======== SOURCE MATERIAL
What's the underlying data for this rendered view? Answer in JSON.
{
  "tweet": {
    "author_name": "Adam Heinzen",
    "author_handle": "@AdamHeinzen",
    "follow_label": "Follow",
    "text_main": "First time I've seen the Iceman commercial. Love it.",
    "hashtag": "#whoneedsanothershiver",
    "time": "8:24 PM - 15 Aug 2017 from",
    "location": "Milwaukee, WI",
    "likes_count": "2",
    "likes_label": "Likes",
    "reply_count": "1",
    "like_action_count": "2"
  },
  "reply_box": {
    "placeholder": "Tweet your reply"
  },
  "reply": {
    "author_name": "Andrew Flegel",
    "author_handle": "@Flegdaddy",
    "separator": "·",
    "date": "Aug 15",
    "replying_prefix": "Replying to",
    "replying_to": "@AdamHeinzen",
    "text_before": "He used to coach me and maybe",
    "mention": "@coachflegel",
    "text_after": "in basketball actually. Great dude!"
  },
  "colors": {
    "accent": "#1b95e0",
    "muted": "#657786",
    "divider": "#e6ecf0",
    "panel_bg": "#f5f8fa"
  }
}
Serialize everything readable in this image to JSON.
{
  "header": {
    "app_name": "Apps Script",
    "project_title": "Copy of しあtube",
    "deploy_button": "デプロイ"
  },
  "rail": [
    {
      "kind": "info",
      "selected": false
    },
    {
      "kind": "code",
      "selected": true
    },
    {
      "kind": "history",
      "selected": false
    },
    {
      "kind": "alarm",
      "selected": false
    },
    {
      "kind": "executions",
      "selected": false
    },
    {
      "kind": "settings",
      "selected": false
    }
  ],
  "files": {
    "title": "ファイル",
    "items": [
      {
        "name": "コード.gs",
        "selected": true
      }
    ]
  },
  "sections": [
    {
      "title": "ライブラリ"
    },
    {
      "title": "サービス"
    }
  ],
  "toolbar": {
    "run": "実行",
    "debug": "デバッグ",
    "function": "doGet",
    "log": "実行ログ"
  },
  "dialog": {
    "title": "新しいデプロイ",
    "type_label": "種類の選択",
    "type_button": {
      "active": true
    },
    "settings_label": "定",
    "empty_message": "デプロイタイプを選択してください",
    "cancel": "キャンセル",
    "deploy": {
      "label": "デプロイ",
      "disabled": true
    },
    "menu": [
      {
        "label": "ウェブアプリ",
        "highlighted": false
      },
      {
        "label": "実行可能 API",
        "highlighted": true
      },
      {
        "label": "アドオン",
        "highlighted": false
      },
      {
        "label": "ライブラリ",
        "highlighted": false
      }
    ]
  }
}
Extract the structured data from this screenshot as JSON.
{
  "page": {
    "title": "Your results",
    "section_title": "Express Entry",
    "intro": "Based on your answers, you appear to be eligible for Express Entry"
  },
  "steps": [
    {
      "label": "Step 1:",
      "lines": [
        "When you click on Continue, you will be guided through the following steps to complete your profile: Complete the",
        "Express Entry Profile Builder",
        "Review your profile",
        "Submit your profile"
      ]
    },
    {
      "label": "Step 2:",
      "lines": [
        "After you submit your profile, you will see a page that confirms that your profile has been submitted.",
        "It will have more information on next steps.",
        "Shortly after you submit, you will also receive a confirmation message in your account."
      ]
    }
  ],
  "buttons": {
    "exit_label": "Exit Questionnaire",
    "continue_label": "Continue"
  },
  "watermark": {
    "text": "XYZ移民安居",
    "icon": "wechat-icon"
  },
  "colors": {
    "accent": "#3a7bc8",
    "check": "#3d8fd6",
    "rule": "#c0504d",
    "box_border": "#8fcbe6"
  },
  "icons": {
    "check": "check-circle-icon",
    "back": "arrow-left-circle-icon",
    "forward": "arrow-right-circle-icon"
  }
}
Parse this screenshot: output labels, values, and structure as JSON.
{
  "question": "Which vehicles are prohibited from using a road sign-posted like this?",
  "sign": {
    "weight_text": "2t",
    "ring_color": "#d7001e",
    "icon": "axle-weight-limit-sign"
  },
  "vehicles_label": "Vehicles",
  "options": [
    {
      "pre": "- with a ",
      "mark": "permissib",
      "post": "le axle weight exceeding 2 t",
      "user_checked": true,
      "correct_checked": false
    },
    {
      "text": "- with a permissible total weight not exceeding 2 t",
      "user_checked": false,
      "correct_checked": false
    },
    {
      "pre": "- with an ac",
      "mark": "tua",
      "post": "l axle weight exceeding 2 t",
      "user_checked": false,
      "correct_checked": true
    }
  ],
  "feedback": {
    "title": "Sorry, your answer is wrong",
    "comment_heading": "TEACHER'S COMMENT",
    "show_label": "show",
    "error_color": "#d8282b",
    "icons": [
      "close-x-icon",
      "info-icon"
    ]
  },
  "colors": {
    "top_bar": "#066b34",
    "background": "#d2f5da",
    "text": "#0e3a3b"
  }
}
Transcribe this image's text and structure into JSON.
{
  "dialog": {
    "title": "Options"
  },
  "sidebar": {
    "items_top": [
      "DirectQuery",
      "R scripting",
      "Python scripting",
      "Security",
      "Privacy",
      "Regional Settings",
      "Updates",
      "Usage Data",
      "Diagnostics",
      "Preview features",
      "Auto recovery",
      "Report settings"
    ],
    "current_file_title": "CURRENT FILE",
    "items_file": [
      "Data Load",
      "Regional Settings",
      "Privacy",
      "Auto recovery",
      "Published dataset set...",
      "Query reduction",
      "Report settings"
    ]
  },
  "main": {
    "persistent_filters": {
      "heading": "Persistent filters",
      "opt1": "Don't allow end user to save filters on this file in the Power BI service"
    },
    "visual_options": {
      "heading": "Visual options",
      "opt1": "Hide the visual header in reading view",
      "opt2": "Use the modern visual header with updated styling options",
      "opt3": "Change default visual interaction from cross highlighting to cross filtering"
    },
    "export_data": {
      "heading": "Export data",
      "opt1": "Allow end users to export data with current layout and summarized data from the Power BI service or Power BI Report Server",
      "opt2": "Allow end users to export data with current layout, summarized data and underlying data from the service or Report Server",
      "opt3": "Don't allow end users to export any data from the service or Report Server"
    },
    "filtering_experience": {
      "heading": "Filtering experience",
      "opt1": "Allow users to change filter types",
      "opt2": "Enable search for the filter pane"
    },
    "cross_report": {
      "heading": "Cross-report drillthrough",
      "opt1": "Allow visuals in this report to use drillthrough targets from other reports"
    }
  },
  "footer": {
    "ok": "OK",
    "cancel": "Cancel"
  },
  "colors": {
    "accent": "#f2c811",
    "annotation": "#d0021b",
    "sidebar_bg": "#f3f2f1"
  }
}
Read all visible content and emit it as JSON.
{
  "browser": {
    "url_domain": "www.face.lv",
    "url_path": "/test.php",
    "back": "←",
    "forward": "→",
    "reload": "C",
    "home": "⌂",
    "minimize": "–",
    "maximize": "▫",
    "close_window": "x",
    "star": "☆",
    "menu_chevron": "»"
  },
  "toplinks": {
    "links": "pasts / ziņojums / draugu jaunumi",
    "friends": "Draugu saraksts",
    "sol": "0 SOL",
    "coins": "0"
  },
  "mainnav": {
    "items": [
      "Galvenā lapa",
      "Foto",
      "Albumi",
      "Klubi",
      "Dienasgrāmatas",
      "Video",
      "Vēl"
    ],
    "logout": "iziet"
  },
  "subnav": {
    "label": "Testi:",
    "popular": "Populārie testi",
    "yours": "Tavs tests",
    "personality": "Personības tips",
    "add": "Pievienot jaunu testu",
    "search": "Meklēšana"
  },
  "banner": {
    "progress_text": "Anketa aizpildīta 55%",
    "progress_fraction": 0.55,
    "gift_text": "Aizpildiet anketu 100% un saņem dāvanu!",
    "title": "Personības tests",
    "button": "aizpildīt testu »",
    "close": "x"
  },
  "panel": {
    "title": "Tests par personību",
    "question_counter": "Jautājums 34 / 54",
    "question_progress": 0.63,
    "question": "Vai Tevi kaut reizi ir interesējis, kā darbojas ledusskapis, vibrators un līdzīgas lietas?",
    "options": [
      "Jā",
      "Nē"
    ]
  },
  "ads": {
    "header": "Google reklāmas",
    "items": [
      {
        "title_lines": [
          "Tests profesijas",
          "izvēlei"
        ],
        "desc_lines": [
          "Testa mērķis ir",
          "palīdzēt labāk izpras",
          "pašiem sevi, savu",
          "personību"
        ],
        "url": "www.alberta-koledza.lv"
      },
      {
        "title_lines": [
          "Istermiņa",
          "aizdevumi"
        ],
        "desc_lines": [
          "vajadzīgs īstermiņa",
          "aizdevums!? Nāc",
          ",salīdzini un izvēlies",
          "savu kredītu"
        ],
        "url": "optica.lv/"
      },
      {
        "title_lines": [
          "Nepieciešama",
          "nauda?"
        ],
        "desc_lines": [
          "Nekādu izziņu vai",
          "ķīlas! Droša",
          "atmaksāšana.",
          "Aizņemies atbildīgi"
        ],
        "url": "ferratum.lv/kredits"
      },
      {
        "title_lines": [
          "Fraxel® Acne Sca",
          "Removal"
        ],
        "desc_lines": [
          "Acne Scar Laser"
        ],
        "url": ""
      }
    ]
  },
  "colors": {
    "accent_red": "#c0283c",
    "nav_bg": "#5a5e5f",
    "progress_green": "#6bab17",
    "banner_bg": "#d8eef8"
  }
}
================
* [TASK DESCRIPTION] Of the lines in the material, how many contain the word "time"? Reply with the number and nothing else.

* [OUTPUT OF THE TASK] 2